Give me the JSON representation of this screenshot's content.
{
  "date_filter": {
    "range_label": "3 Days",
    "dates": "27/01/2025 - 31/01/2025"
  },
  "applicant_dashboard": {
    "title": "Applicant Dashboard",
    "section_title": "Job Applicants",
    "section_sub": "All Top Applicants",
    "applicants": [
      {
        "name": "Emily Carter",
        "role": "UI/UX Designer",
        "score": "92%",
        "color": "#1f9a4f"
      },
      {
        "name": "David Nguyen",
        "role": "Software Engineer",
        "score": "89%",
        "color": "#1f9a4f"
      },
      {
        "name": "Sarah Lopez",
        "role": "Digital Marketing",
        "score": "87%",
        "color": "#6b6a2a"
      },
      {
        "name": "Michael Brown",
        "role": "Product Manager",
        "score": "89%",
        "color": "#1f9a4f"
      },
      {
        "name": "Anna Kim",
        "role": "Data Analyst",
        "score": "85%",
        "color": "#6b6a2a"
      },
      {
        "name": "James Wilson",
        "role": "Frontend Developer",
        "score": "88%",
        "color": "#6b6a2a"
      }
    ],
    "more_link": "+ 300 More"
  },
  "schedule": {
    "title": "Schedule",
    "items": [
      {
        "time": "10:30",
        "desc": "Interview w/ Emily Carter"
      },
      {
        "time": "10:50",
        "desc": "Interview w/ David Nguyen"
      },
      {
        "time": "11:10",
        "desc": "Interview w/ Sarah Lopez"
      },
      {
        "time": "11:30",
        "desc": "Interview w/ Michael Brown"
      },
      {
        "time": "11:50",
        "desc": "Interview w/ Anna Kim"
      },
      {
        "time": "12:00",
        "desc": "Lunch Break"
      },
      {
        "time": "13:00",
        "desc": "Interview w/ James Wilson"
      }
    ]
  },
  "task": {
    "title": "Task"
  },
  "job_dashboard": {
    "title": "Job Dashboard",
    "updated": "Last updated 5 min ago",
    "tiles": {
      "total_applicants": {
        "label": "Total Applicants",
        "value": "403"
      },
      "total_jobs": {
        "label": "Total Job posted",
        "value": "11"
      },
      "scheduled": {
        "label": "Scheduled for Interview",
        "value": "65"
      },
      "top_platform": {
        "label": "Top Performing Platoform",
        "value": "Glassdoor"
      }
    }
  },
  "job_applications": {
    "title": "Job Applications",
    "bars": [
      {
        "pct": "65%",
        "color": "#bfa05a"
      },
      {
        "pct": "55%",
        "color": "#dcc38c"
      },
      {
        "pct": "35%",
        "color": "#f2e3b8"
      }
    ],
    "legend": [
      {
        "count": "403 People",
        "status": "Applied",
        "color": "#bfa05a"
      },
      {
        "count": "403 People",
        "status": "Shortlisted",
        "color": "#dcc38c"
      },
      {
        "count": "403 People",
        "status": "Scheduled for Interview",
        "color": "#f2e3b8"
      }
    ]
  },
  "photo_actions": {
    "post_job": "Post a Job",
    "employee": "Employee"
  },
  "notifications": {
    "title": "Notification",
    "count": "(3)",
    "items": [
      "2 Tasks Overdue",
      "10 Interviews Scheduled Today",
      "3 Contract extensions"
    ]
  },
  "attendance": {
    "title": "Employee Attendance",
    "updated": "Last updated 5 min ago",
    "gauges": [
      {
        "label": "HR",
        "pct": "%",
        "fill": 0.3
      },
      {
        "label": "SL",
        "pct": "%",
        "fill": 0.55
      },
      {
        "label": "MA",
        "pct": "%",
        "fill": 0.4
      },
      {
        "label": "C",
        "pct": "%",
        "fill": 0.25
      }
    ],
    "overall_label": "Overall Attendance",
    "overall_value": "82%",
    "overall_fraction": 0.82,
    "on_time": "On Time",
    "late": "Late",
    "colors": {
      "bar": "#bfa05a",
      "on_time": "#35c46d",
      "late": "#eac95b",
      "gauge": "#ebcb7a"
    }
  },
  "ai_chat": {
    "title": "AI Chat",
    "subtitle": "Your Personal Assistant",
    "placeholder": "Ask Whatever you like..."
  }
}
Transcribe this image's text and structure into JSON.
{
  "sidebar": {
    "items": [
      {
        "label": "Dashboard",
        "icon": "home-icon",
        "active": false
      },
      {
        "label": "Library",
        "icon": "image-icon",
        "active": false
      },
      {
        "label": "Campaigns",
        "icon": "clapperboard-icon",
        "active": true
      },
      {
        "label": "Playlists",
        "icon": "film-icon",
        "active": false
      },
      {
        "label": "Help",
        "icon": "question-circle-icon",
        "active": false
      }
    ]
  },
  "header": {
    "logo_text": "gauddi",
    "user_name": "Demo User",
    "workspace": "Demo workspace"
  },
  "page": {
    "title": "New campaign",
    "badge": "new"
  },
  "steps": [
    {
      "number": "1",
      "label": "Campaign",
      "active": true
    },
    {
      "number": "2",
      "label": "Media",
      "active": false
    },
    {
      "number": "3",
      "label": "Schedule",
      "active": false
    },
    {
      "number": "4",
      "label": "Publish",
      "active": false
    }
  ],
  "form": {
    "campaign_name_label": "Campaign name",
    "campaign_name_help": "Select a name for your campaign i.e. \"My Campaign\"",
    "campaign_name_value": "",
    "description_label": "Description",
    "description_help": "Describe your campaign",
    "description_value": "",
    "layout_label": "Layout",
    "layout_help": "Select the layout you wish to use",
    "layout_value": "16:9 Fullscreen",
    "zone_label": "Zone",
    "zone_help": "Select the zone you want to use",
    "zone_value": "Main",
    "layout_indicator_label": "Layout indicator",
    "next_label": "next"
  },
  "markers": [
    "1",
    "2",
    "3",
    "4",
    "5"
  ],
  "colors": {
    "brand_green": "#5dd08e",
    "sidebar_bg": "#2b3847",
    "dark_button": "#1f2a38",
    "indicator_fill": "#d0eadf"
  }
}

Instruction. All of the entries should be written out again exactly.

Exercise response.
Give me the JSON representation of this screenshot's content.
{
  "date_filter": {
    "range_label": "3 Days",
    "dates": "27/01/2025 - 31/01/2025"
  },
  "applicant_dashboard": {
    "title": "Applicant Dashboard",
    "section_title": "Job Applicants",
    "section_sub": "All Top Applicants",
    "applicants": [
      {
        "name": "Emily Carter",
        "role": "UI/UX Designer",
        "score": "92%",
        "color": "#1f9a4f"
      },
      {
        "name": "David Nguyen",
        "role": "Software Engineer",
        "score": "89%",
        "color": "#1f9a4f"
      },
      {
        "name": "Sarah Lopez",
        "role": "Digital Marketing",
        "score": "87%",
        "color": "#6b6a2a"
      },
      {
        "name": "Michael Brown",
        "role": "Product Manager",
        "score": "89%",
        "color": "#1f9a4f"
      },
      {
        "name": "Anna Kim",
        "role": "Data Analyst",
        "score": "85%",
        "color": "#6b6a2a"
      },
      {
        "name": "James Wilson",
        "role": "Frontend Developer",
        "score": "88%",
        "color": "#6b6a2a"
      }
    ],
    "more_link": "+ 300 More"
  },
  "schedule": {
    "title": "Schedule",
    "items": [
      {
        "time": "10:30",
        "desc": "Interview w/ Emily Carter"
      },
      {
        "time": "10:50",
        "desc": "Interview w/ David Nguyen"
      },
      {
        "time": "11:10",
        "desc": "Interview w/ Sarah Lopez"
      },
      {
        "time": "11:30",
        "desc": "Interview w/ Michael Brown"
      },
      {
        "time": "11:50",
        "desc": "Interview w/ Anna Kim"
      },
      {
        "time": "12:00",
        "desc": "Lunch Break"
      },
      {
        "time": "13:00",
        "desc": "Interview w/ James Wilson"
      }
    ]
  },
  "task": {
    "title": "Task"
  },
  "job_dashboard": {
    "title": "Job Dashboard",
    "updated": "Last updated 5 min ago",
    "tiles": {
      "total_applicants": {
        "label": "Total Applicants",
        "value": "403"
      },
      "total_jobs": {
        "label": "Total Job posted",
        "value": "11"
      },
      "scheduled": {
        "label": "Scheduled for Interview",
        "value": "65"
      },
      "top_platform": {
        "label": "Top Performing Platoform",
        "value": "Glassdoor"
      }
    }
  },
  "job_applications": {
    "title": "Job Applications",
    "bars": [
      {
        "pct": "65%",
        "color": "#bfa05a"
      },
      {
        "pct": "55%",
        "color": "#dcc38c"
      },
      {
        "pct": "35%",
        "color": "#f2e3b8"
      }
    ],
    "legend": [
      {
        "count": "403 People",
        "status": "Applied",
        "color": "#bfa05a"
      },
      {
        "count": "403 People",
        "status": "Shortlisted",
        "color": "#dcc38c"
      },
      {
        "count": "403 People",
        "status": "Scheduled for Interview",
        "color": "#f2e3b8"
      }
    ]
  },
  "photo_actions": {
    "post_job": "Post a Job",
    "employee": "Employee"
  },
  "notifications": {
    "title": "Notification",
    "count": "(3)",
    "items": [
      "2 Tasks Overdue",
      "10 Interviews Scheduled Today",
      "3 Contract extensions"
    ]
  },
  "attendance": {
    "title": "Employee Attendance",
    "updated": "Last updated 5 min ago",
    "gauges": [
      {
        "label": "HR",
        "pct": "%",
        "fill": 0.3
      },
      {
        "label": "SL",
        "pct": "%",
        "fill": 0.55
      },
      {
        "label": "MA",
        "pct": "%",
        "fill": 0.4
      },
      {
        "label": "C",
        "pct": "%",
        "fill": 0.25
      }
    ],
    "overall_label": "Overall Attendance",
    "overall_value": "82%",
    "overall_fraction": 0.82,
    "on_time": "On Time",
    "late": "Late",
    "colors": {
      "bar": "#bfa05a",
      "on_time": "#35c46d",
      "late": "#eac95b",
      "gauge": "#ebcb7a"
    }
  },
  "ai_chat": {
    "title": "AI Chat",
    "subtitle": "Your Personal Assistant",
    "placeholder": "Ask Whatever you like..."
  }
}
Transcribe this image's text and structure into JSON.
{
  "sidebar": {
    "items": [
      {
        "label": "Dashboard",
        "icon": "home-icon",
        "active": false
      },
      {
        "label": "Library",
        "icon": "image-icon",
        "active": false
      },
      {
        "label": "Campaigns",
        "icon": "clapperboard-icon",
        "active": true
      },
      {
        "label": "Playlists",
        "icon": "film-icon",
        "active": false
      },
      {
        "label": "Help",
        "icon": "question-circle-icon",
        "active": false
      }
    ]
  },
  "header": {
    "logo_text": "gauddi",
    "user_name": "Demo User",
    "workspace": "Demo workspace"
  },
  "page": {
    "title": "New campaign",
    "badge": "new"
  },
  "steps": [
    {
      "number": "1",
      "label": "Campaign",
      "active": true
    },
    {
      "number": "2",
      "label": "Media",
      "active": false
    },
    {
      "number": "3",
      "label": "Schedule",
      "active": false
    },
    {
      "number": "4",
      "label": "Publish",
      "active": false
    }
  ],
  "form": {
    "campaign_name_label": "Campaign name",
    "campaign_name_help": "Select a name for your campaign i.e. \"My Campaign\"",
    "campaign_name_value": "",
    "description_label": "Description",
    "description_help": "Describe your campaign",
    "description_value": "",
    "layout_label": "Layout",
    "layout_help": "Select the layout you wish to use",
    "layout_value": "16:9 Fullscreen",
    "zone_label": "Zone",
    "zone_help": "Select the zone you want to use",
    "zone_value": "Main",
    "layout_indicator_label": "Layout indicator",
    "next_label": "next"
  },
  "markers": [
    "1",
    "2",
    "3",
    "4",
    "5"
  ],
  "colors": {
    "brand_green": "#5dd08e",
    "sidebar_bg": "#2b3847",
    "dark_button": "#1f2a38",
    "indicator_fill": "#d0eadf"
  }
}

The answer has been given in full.